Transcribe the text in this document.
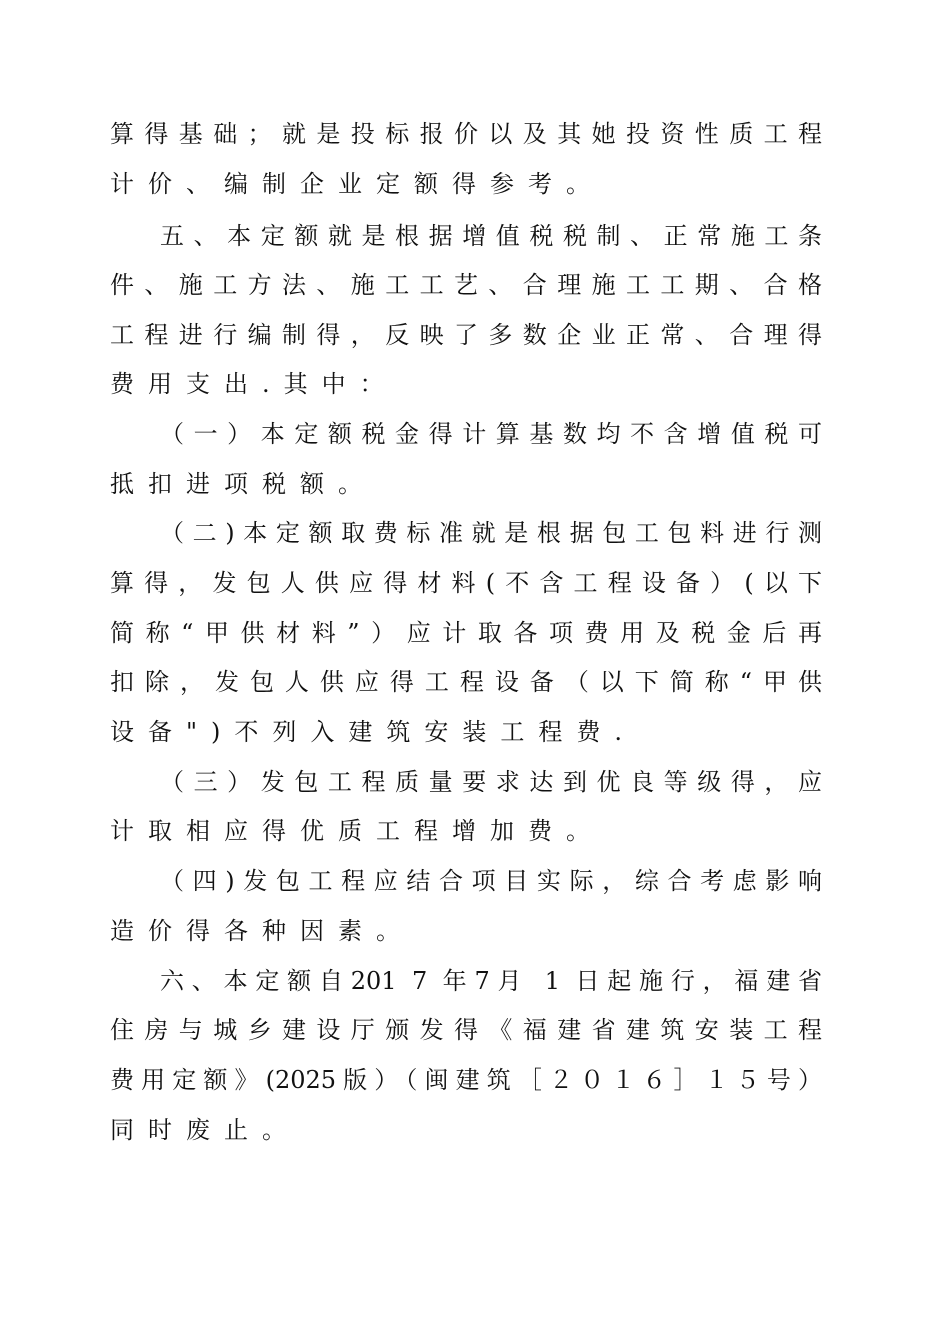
算得基础；就是投标报价以及其她投资性质工程
计价、编制企业定额得参考。
五、本定额就是根据增值税税制、正常施工条
件、施工方法、施工工艺、合理施工工期、合格
工程进行编制得，反映了多数企业正常、合理得
费用支出.其中：
（一）本定额税金得计算基数均不含增值税可
抵扣进项税额。
（二)本定额取费标准就是根据包工包料进行测
算得，发包人供应得材料(不含工程设备）(以下
简称“甲供材料”）应计取各项费用及税金后再
扣除，发包人供应得工程设备（以下简称“甲供
设备")不列入建筑安装工程费.
（三）发包工程质量要求达到优良等级得，应
计取相应得优质工程增加费。
（四)发包工程应结合项目实际，综合考虑影响
造价得各种因素。
六、本定额自201 7 年7月 1 日起施行，福建省
住房与城乡建设厅颁发得《福建省建筑安装工程
费用定额》(2025版）（闽建筑［２０１６］１５号）
同时废止。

========

WHAT NEEDS TO BE DONE: Each line of the material must be retyped exactly, except that images are omitted.

RESULT:
Transcribe the text in this document.
算得基础；就是投标报价以及其她投资性质工程
计价、编制企业定额得参考。
五、本定额就是根据增值税税制、正常施工条
件、施工方法、施工工艺、合理施工工期、合格
工程进行编制得，反映了多数企业正常、合理得
费用支出.其中：
（一）本定额税金得计算基数均不含增值税可
抵扣进项税额。
（二)本定额取费标准就是根据包工包料进行测
算得，发包人供应得材料(不含工程设备）(以下
简称“甲供材料”）应计取各项费用及税金后再
扣除，发包人供应得工程设备（以下简称“甲供
设备")不列入建筑安装工程费.
（三）发包工程质量要求达到优良等级得，应
计取相应得优质工程增加费。
（四)发包工程应结合项目实际，综合考虑影响
造价得各种因素。
六、本定额自201 7 年7月 1 日起施行，福建省
住房与城乡建设厅颁发得《福建省建筑安装工程
费用定额》(2025版）（闽建筑［２０１６］１５号）
同时废止。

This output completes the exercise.